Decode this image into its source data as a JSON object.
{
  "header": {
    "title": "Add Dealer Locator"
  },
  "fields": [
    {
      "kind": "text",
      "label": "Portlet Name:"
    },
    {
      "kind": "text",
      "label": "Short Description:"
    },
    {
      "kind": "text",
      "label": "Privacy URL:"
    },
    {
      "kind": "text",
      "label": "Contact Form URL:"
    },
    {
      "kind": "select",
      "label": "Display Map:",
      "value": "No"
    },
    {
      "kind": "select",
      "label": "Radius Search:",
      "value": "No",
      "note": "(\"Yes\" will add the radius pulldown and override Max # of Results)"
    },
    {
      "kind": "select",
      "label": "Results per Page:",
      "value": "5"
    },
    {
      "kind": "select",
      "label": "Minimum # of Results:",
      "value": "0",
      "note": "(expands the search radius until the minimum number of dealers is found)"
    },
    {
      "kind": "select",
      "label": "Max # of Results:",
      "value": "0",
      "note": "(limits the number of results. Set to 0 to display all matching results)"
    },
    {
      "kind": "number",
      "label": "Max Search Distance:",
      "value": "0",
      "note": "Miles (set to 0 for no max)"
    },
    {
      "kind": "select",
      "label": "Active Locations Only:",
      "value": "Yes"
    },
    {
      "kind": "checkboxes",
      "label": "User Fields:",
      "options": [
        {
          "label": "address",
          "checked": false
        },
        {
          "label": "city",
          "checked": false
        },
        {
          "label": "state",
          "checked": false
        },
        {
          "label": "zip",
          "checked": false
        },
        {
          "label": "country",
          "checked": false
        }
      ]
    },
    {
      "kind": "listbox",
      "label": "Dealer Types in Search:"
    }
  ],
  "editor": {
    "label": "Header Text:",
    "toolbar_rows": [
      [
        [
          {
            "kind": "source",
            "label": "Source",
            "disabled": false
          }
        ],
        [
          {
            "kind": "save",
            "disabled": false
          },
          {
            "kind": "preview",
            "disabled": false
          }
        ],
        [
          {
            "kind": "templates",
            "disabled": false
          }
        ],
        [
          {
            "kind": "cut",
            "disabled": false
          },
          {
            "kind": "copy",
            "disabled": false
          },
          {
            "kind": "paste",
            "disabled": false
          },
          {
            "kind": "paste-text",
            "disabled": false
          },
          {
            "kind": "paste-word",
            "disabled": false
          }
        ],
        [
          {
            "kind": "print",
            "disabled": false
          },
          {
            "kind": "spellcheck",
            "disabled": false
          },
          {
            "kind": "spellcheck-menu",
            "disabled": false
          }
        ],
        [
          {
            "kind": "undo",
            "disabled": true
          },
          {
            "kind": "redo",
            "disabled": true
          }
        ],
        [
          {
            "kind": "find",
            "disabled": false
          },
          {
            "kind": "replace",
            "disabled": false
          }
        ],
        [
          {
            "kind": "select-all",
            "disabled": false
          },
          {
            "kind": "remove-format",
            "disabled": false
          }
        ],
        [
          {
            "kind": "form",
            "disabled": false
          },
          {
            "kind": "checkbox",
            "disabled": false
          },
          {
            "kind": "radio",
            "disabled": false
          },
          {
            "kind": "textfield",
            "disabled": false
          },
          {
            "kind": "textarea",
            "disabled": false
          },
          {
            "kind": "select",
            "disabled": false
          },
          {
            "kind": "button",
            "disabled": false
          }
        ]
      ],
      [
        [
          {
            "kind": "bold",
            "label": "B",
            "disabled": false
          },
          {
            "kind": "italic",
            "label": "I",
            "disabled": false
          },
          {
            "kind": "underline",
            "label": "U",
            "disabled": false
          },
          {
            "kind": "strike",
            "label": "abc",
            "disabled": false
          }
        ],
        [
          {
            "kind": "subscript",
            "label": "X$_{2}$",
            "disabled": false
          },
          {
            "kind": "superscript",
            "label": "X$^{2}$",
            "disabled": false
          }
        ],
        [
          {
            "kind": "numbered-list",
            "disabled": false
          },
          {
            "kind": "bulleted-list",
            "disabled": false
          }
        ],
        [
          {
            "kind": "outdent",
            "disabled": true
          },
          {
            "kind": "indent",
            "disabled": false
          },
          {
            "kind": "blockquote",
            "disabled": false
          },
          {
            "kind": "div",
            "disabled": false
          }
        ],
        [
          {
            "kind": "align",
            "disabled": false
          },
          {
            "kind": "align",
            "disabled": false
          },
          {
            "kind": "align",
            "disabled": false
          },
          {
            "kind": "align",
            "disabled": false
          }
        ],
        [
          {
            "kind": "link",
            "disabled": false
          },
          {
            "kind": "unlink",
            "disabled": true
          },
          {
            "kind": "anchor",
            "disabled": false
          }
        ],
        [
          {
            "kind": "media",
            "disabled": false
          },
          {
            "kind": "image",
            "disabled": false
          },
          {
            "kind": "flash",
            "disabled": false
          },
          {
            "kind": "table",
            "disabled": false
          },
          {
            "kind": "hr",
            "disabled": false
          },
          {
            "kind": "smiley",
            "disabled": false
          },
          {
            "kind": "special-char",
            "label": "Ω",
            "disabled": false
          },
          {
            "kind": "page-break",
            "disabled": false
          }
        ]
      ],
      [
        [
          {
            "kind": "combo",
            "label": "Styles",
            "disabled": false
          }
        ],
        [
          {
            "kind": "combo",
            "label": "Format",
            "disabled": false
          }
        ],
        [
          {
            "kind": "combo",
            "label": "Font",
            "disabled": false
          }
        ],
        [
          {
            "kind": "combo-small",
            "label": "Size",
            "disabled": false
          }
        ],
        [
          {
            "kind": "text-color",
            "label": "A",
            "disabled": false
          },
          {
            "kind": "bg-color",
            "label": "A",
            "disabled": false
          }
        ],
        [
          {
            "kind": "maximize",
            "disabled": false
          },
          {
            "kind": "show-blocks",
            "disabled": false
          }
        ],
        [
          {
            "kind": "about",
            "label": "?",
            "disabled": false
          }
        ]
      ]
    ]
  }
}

====

▶ **What you need to do**
Identify each line of the material where the word "note" shows up, and copy it.

▶ **Answer below**
      "note": "(\"Yes\" will add the radius pulldown and override Max # of Results)"
      "note": "(expands the search radius until the minimum number of dealers is found)"
      "note": "(limits the number of results. Set to 0 to display all matching results)"
      "note": "Miles (set to 0 for no max)"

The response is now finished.